▸ **Work to do**
Scan the lines below; pull out those with "Chennai".
+ + + +
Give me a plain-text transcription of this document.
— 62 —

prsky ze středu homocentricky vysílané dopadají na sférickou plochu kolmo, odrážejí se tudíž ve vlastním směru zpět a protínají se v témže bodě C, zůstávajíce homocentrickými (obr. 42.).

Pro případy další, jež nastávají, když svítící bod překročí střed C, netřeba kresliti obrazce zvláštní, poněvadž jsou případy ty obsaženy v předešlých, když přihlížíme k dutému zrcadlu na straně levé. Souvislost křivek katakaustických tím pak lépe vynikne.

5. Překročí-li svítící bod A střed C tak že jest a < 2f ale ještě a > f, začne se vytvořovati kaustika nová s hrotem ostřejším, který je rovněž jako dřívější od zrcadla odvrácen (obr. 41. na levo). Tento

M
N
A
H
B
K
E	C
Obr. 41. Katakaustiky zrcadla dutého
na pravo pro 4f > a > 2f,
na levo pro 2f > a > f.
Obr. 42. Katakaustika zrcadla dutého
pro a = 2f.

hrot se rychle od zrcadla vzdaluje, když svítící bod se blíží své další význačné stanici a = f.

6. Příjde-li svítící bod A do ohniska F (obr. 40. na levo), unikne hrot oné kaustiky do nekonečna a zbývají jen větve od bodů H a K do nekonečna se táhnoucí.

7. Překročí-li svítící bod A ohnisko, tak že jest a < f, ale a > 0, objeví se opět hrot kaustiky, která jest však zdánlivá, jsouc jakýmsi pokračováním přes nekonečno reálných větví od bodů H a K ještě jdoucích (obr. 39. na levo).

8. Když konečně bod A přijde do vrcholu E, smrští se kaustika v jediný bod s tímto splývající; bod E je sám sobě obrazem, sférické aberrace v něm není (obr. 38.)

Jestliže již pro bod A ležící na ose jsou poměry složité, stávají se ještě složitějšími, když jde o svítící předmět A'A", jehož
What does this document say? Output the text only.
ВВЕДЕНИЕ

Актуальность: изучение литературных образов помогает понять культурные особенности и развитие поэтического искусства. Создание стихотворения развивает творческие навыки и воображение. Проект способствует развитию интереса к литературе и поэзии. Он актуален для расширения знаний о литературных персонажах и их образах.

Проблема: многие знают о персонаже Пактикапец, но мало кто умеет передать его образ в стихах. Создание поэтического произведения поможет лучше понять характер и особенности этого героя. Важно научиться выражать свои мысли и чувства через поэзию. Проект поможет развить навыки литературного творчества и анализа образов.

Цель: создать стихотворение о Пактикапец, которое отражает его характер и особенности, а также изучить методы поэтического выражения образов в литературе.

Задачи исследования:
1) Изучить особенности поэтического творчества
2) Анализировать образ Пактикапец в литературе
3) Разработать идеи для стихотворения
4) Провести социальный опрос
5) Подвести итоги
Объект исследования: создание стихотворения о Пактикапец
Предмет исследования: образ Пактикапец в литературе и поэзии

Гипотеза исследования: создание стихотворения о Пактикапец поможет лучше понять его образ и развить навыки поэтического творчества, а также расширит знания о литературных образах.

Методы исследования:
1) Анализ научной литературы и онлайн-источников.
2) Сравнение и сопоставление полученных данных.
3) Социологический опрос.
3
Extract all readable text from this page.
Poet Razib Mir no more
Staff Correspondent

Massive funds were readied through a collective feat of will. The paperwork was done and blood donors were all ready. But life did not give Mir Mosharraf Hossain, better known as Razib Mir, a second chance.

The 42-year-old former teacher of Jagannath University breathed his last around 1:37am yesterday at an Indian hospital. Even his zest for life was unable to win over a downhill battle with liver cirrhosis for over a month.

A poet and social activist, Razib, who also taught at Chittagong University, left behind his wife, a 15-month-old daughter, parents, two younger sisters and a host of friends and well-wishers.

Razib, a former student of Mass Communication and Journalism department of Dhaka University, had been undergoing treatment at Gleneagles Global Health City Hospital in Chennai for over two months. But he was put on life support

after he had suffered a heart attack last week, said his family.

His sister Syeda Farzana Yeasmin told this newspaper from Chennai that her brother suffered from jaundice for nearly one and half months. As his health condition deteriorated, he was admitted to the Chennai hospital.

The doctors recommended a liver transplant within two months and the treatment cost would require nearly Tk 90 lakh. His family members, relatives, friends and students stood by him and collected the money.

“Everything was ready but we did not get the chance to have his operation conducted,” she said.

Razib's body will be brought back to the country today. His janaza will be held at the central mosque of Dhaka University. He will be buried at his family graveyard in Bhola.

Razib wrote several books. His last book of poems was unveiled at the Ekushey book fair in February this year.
+ + + +
▸ **Exercise result**
Razib, a former student of Mass Communication and Journalism department of Dhaka University, had been undergoing treatment at Gleneagles Global Health City Hospital in Chennai for over two months. But he was put on life support
His sister Syeda Farzana Yeasmin told this newspaper from Chennai that her brother suffered from jaundice for nearly one and half months. As his health condition deteriorated, he was admitted to the Chennai hospital.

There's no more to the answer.